[begin SOURCE DATA]
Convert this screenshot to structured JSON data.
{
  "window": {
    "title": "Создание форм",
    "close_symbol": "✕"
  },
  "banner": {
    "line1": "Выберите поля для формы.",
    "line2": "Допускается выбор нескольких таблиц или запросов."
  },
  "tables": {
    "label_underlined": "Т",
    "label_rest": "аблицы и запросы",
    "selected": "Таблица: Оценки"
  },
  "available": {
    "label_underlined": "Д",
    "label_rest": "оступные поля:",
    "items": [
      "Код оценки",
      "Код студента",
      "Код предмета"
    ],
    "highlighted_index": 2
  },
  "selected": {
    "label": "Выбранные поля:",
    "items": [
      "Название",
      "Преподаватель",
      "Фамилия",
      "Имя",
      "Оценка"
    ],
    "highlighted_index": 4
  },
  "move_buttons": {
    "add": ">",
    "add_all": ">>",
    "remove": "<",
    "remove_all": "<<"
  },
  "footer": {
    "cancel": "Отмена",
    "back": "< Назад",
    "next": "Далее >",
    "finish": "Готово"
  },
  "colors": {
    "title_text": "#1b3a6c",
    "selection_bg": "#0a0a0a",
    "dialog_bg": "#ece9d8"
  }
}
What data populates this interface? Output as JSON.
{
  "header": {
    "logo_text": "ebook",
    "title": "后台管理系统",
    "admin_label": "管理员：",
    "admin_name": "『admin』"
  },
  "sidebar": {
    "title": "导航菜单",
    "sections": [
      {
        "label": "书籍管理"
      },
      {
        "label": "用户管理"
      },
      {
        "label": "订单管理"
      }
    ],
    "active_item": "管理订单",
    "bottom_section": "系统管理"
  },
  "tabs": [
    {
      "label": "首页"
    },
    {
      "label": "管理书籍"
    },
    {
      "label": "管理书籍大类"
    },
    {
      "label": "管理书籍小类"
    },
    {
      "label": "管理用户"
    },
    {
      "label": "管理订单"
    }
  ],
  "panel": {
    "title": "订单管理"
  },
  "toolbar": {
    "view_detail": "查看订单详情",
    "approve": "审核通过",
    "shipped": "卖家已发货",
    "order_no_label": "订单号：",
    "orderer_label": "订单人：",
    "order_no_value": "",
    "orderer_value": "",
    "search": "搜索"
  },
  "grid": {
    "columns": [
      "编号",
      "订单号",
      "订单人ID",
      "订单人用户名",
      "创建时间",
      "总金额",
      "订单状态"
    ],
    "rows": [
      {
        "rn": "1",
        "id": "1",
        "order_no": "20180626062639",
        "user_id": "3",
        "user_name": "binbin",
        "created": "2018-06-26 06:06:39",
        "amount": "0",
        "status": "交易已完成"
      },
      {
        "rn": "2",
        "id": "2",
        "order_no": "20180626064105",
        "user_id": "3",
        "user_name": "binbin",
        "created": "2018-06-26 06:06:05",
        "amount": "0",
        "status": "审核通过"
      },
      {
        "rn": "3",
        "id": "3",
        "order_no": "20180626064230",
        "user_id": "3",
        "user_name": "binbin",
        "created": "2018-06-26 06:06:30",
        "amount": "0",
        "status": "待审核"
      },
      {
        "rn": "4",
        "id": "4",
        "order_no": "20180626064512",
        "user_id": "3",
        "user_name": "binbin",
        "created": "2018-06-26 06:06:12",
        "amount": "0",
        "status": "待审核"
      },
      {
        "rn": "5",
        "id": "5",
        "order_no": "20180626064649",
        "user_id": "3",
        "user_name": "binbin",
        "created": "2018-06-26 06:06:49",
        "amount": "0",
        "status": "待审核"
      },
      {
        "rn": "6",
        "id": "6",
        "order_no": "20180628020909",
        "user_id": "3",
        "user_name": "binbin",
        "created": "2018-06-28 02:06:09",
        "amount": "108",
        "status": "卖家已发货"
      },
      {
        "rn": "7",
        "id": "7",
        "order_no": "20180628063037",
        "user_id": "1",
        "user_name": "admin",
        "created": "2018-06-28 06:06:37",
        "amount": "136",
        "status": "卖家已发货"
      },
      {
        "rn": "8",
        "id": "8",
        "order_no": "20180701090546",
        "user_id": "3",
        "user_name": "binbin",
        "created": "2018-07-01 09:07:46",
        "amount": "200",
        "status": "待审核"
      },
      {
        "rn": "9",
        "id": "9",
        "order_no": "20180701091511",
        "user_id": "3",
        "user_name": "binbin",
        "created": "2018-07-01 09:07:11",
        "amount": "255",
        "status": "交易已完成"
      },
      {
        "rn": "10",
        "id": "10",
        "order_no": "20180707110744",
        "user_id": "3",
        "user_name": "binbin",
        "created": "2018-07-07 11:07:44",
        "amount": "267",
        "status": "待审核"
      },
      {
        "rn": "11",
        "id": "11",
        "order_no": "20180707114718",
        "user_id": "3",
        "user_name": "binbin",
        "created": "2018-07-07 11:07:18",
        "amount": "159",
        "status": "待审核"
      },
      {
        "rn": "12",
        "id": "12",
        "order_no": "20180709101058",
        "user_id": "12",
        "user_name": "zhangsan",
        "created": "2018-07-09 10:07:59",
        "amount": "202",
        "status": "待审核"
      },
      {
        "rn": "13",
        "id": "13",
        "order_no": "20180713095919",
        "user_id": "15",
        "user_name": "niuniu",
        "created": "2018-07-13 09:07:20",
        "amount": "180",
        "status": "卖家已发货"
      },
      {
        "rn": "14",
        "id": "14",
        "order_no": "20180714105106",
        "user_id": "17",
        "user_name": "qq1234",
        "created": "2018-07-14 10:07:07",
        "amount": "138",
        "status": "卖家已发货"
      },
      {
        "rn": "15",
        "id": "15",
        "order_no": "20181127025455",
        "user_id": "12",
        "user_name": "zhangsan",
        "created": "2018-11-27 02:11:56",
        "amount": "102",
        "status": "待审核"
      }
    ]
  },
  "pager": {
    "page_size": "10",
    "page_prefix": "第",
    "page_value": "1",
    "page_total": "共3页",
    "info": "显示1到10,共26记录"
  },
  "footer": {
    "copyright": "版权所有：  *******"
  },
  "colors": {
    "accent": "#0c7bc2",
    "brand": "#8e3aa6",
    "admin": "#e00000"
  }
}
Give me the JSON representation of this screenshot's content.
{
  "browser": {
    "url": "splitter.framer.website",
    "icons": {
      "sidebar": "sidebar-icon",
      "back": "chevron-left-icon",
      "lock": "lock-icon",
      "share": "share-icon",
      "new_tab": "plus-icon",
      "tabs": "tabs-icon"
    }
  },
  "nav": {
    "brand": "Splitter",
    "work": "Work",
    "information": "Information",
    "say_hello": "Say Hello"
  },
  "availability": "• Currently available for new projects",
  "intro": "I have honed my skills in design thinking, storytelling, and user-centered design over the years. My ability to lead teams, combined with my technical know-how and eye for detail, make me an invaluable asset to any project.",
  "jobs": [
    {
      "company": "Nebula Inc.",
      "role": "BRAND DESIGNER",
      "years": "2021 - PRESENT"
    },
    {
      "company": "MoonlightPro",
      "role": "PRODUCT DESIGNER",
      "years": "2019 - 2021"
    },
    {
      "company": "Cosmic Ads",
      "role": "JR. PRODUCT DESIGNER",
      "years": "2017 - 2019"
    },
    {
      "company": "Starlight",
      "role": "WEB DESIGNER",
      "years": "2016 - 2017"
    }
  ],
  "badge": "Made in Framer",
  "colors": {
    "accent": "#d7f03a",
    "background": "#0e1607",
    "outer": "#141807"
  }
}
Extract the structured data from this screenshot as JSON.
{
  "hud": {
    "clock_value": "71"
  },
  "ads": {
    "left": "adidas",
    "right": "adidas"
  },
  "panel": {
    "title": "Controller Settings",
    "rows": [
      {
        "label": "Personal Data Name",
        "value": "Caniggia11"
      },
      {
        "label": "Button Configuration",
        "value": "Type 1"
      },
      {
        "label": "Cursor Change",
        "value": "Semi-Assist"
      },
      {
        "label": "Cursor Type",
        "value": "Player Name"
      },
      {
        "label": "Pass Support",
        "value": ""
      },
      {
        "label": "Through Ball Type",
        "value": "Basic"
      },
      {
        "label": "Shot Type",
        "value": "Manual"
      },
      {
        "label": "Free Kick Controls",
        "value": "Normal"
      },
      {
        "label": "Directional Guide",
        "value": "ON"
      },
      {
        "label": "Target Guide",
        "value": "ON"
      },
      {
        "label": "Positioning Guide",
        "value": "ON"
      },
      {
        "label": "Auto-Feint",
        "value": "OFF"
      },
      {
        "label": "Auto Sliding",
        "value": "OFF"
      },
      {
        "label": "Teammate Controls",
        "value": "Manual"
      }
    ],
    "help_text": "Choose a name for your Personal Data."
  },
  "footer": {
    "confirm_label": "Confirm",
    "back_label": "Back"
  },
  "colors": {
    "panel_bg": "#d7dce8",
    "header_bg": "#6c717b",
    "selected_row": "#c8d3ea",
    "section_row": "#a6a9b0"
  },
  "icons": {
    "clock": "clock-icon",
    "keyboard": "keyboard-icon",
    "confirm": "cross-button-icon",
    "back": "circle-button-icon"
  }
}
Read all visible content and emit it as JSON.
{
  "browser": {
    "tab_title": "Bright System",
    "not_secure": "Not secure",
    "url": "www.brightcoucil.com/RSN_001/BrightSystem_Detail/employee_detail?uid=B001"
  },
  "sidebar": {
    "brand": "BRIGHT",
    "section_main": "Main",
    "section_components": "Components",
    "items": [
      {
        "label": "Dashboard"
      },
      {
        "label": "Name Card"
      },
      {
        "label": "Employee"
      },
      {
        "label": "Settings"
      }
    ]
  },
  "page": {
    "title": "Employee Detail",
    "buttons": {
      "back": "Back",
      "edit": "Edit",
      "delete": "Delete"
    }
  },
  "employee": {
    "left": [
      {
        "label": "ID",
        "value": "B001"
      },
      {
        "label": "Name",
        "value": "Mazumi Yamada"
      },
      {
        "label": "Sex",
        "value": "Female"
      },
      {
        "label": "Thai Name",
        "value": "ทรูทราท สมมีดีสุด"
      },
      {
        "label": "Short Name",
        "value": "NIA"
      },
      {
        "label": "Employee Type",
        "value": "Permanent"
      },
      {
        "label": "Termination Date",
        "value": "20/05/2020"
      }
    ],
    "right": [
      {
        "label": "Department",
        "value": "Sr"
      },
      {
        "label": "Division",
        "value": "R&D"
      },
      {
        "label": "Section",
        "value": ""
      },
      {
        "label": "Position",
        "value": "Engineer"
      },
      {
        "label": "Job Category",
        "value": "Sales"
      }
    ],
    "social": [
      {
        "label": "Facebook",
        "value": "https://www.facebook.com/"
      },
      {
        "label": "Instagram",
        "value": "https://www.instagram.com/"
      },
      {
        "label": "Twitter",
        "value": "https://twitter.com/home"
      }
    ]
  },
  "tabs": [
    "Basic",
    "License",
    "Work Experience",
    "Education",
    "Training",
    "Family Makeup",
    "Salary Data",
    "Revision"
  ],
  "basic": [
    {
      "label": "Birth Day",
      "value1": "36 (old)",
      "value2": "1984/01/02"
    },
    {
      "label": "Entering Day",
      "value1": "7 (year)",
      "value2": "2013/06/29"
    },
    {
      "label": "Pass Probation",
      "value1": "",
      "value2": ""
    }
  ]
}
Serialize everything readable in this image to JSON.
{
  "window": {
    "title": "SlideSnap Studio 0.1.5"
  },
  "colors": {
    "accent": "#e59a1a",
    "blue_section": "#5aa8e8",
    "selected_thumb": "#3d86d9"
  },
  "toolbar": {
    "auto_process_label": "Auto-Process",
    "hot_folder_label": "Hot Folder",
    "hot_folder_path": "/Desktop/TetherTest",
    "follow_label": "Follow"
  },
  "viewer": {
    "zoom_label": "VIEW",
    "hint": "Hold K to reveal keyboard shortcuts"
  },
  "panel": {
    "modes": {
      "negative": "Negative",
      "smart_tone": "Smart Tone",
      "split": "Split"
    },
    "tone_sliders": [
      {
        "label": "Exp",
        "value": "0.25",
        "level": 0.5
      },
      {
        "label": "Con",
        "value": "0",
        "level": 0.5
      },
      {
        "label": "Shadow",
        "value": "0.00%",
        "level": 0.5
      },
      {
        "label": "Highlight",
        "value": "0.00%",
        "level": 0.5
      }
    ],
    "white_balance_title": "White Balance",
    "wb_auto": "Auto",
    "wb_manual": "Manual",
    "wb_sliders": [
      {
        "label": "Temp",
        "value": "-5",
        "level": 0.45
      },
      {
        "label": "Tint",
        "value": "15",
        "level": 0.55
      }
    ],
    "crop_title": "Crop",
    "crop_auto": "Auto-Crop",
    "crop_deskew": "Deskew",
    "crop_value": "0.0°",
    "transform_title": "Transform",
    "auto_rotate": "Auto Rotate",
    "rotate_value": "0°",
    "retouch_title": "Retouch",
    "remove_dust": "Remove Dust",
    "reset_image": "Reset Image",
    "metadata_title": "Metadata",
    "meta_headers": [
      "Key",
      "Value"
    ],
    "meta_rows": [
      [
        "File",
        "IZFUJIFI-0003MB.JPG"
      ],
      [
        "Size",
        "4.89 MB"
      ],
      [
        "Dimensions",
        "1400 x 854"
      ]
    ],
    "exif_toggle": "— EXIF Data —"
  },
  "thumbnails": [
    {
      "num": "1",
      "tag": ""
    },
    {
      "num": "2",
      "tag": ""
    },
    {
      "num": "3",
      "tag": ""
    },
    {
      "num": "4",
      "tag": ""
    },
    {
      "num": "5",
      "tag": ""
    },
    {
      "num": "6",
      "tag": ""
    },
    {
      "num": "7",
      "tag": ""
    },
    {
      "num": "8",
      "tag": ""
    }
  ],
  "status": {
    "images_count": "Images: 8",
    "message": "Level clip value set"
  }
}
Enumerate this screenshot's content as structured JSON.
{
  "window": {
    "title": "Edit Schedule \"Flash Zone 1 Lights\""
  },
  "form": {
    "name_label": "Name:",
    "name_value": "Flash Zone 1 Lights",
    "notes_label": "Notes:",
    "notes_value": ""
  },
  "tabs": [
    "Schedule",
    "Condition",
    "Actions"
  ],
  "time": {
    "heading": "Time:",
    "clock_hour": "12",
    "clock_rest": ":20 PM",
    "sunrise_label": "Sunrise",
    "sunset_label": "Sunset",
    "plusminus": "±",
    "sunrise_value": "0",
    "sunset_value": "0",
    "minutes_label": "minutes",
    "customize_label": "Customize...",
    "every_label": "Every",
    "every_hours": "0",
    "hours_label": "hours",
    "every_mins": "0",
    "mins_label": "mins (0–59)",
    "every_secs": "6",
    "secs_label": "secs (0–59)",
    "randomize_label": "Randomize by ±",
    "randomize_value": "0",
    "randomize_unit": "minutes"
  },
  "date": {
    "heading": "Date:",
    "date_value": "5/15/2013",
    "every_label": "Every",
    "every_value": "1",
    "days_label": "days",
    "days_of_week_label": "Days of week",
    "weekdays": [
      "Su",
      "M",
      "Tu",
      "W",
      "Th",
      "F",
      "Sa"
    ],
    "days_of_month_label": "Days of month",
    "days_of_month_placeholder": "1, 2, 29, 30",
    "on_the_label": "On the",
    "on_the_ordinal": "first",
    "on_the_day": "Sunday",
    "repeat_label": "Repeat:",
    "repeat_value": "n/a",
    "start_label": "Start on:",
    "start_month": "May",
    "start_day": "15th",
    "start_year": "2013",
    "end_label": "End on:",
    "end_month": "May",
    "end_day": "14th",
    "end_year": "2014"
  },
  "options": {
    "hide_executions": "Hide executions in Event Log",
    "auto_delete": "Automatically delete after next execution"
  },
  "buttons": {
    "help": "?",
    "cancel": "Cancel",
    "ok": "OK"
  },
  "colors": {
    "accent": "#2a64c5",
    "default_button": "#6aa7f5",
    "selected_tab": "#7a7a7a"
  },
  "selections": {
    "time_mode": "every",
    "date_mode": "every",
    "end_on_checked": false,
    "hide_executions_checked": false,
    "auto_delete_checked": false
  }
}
[end SOURCE DATA]
THE EXERCISE
Pick out all lines containing the string "PRODUCT".

RESULT BELOW
      "role": "PRODUCT DESIGNER",
      "role": "JR. PRODUCT DESIGNER",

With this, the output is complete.